• [The request]: Quote the records below in full, exactly as given, with the images taken out.

• [The records]:
— BEGIN —
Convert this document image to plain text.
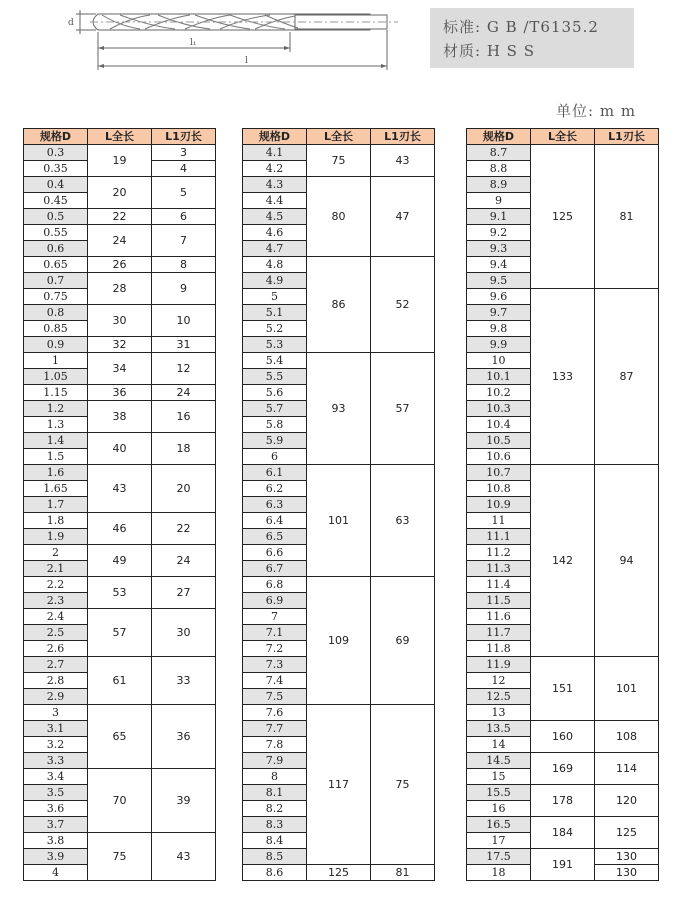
d
l₁
l
标准: G B /T6135.2
材质: H S S
单位: m m
规格D	L全长	L1刃长
0.3	19	3
0.35		4
0.4	20	5
0.45		
0.5	22	6
0.55	24	7
0.6		
0.65	26	8
0.7	28	9
0.75		
0.8	30	10
0.85		
0.9	32	31
1	34	12
1.05		
1.15	36	24
1.2	38	16
1.3		
1.4	40	18
1.5		
1.6	43	20
1.65		
1.7		
1.8	46	22
1.9		
2	49	24
2.1		
2.2	53	27
2.3		
2.4	57	30
2.5		
2.6		
2.7	61	33
2.8		
2.9		
3	65	36
3.1		
3.2		
3.3		
3.4	70	39
3.5		
3.6		
3.7		
3.8	75	43
3.9		
4		
规格D	L全长	L1刃长
4.1	75	43
4.2		
4.3	80	47
4.4		
4.5		
4.6		
4.7		
4.8	86	52
4.9		
5		
5.1		
5.2		
5.3		
5.4	93	57
5.5		
5.6		
5.7		
5.8		
5.9		
6		
6.1	101	63
6.2		
6.3		
6.4		
6.5		
6.6		
6.7		
6.8	109	69
6.9		
7		
7.1		
7.2		
7.3		
7.4		
7.5		
7.6	117	75
7.7		
7.8		
7.9		
8		
8.1		
8.2		
8.3		
8.4		
8.5		
8.6	125	81
规格D	L全长	L1刃长
8.7	125	81
8.8		
8.9		
9		
9.1		
9.2		
9.3		
9.4		
9.5		
9.6	133	87
9.7		
9.8		
9.9		
10		
10.1		
10.2		
10.3		
10.4		
10.5		
10.6		
10.7	142	94
10.8		
10.9		
11		
11.1		
11.2		
11.3		
11.4		
11.5		
11.6		
11.7		
11.8		
11.9	151	101
12		
12.5		
13		
13.5	160	108
14		
14.5	169	114
15		
15.5	178	120
16		
16.5	184	125
17		
17.5	191	130
18		130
— END —
• [Task output]:
Convert this document image to plain text.
d
l₁
l
标准: G B /T6135.2
材质: H S S
单位: m m
规格D	L全长	L1刃长
0.3	19	3
0.35		4
0.4	20	5
0.45		
0.5	22	6
0.55	24	7
0.6		
0.65	26	8
0.7	28	9
0.75		
0.8	30	10
0.85		
0.9	32	31
1	34	12
1.05		
1.15	36	24
1.2	38	16
1.3		
1.4	40	18
1.5		
1.6	43	20
1.65		
1.7		
1.8	46	22
1.9		
2	49	24
2.1		
2.2	53	27
2.3		
2.4	57	30
2.5		
2.6		
2.7	61	33
2.8		
2.9		
3	65	36
3.1		
3.2		
3.3		
3.4	70	39
3.5		
3.6		
3.7		
3.8	75	43
3.9		
4		
规格D	L全长	L1刃长
4.1	75	43
4.2		
4.3	80	47
4.4		
4.5		
4.6		
4.7		
4.8	86	52
4.9		
5		
5.1		
5.2		
5.3		
5.4	93	57
5.5		
5.6		
5.7		
5.8		
5.9		
6		
6.1	101	63
6.2		
6.3		
6.4		
6.5		
6.6		
6.7		
6.8	109	69
6.9		
7		
7.1		
7.2		
7.3		
7.4		
7.5		
7.6	117	75
7.7		
7.8		
7.9		
8		
8.1		
8.2		
8.3		
8.4		
8.5		
8.6	125	81
规格D	L全长	L1刃长
8.7	125	81
8.8		
8.9		
9		
9.1		
9.2		
9.3		
9.4		
9.5		
9.6	133	87
9.7		
9.8		
9.9		
10		
10.1		
10.2		
10.3		
10.4		
10.5		
10.6		
10.7	142	94
10.8		
10.9		
11		
11.1		
11.2		
11.3		
11.4		
11.5		
11.6		
11.7		
11.8		
11.9	151	101
12		
12.5		
13		
13.5	160	108
14		
14.5	169	114
15		
15.5	178	120
16		
16.5	184	125
17		
17.5	191	130
18		130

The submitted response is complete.